WHAT IS REQUIRED => Each line that holds the word "name" should be returned.

ITEMS =>
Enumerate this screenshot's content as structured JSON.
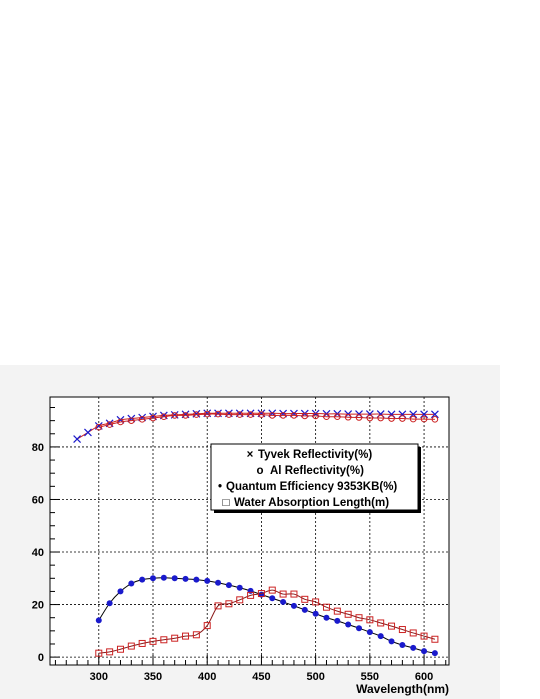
{
  "chart_data": {
    "type": "scatter",
    "title": "",
    "xlabel": "Wavelength(nm)",
    "ylabel": "",
    "xlim": [
      255,
      623
    ],
    "ylim": [
      -3,
      99
    ],
    "x_ticks": [
      300,
      350,
      400,
      450,
      500,
      550,
      600
    ],
    "y_ticks": [
      0,
      20,
      40,
      60,
      80
    ],
    "x_minor_step": 10,
    "y_minor_step": 5,
    "grid": true,
    "legend_position": "center-right",
    "legend_marker_labels": [
      "×",
      "o",
      "•",
      "□"
    ],
    "series": [
      {
        "name": "Tyvek Reflectivity(%)",
        "marker": "x-icon",
        "color": "#1a1acc",
        "line_color": "#cc2222",
        "x": [
          280,
          290,
          300,
          310,
          320,
          330,
          340,
          350,
          360,
          370,
          380,
          390,
          400,
          410,
          420,
          430,
          440,
          450,
          460,
          470,
          480,
          490,
          500,
          510,
          520,
          530,
          540,
          550,
          560,
          570,
          580,
          590,
          600,
          610
        ],
        "y": [
          83,
          85.5,
          88,
          89,
          90.3,
          90.8,
          91.2,
          91.6,
          92,
          92.2,
          92.4,
          92.6,
          92.8,
          92.8,
          92.8,
          92.8,
          92.8,
          92.8,
          92.8,
          92.7,
          92.7,
          92.7,
          92.7,
          92.6,
          92.6,
          92.5,
          92.5,
          92.5,
          92.5,
          92.4,
          92.4,
          92.4,
          92.4,
          92.4
        ]
      },
      {
        "name": "Al Reflectivity(%)",
        "marker": "open-circle-icon",
        "color": "#cc2222",
        "line_color": "#cc2222",
        "x": [
          300,
          310,
          320,
          330,
          340,
          350,
          360,
          370,
          380,
          390,
          400,
          410,
          420,
          430,
          440,
          450,
          460,
          470,
          480,
          490,
          500,
          510,
          520,
          530,
          540,
          550,
          560,
          570,
          580,
          590,
          600,
          610
        ],
        "y": [
          87.5,
          88.5,
          89.5,
          90,
          90.5,
          91,
          91.5,
          92,
          92,
          92.3,
          92.5,
          92.5,
          92.3,
          92.3,
          92.3,
          92.3,
          92,
          92,
          92,
          91.8,
          91.8,
          91.5,
          91.5,
          91.3,
          91.2,
          91,
          91,
          90.8,
          90.8,
          90.6,
          90.6,
          90.5
        ]
      },
      {
        "name": "Quantum Efficiency 9353KB(%)",
        "marker": "filled-circle-icon",
        "color": "#1a1acc",
        "line_color": "#000000",
        "x": [
          300,
          310,
          320,
          330,
          340,
          350,
          360,
          370,
          380,
          390,
          400,
          410,
          420,
          430,
          440,
          450,
          460,
          470,
          480,
          490,
          500,
          510,
          520,
          530,
          540,
          550,
          560,
          570,
          580,
          590,
          600,
          610
        ],
        "y": [
          14,
          20.5,
          25,
          28,
          29.5,
          30,
          30.2,
          30,
          29.8,
          29.5,
          29,
          28.3,
          27.4,
          26.4,
          25.2,
          23.8,
          22.4,
          21,
          19.5,
          18,
          16.5,
          15,
          13.8,
          12.4,
          11,
          9.5,
          8,
          6,
          4.6,
          3.5,
          2.3,
          1.5
        ]
      },
      {
        "name": "Water Absorption Length(m)",
        "marker": "open-square-icon",
        "color": "#cc2222",
        "line_color": "#8b1a1a",
        "x": [
          300,
          310,
          320,
          330,
          340,
          350,
          360,
          370,
          380,
          390,
          400,
          410,
          420,
          430,
          440,
          450,
          460,
          470,
          480,
          490,
          500,
          510,
          520,
          530,
          540,
          550,
          560,
          570,
          580,
          590,
          600,
          610
        ],
        "y": [
          1.5,
          2,
          3,
          4.2,
          5.2,
          6,
          6.6,
          7.2,
          8,
          8.5,
          12,
          19.5,
          20.3,
          21.8,
          23.5,
          24.2,
          25.5,
          24,
          24,
          22,
          21,
          19,
          17.5,
          16.3,
          15,
          14.2,
          13,
          11.8,
          10.5,
          9.2,
          8,
          6.8
        ]
      }
    ]
  }
}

SOLUTION FOR THIS TASK =>
        "name": "Tyvek Reflectivity(%)",
        "name": "Al Reflectivity(%)",
        "name": "Quantum Efficiency 9353KB(%)",
        "name": "Water Absorption Length(m)",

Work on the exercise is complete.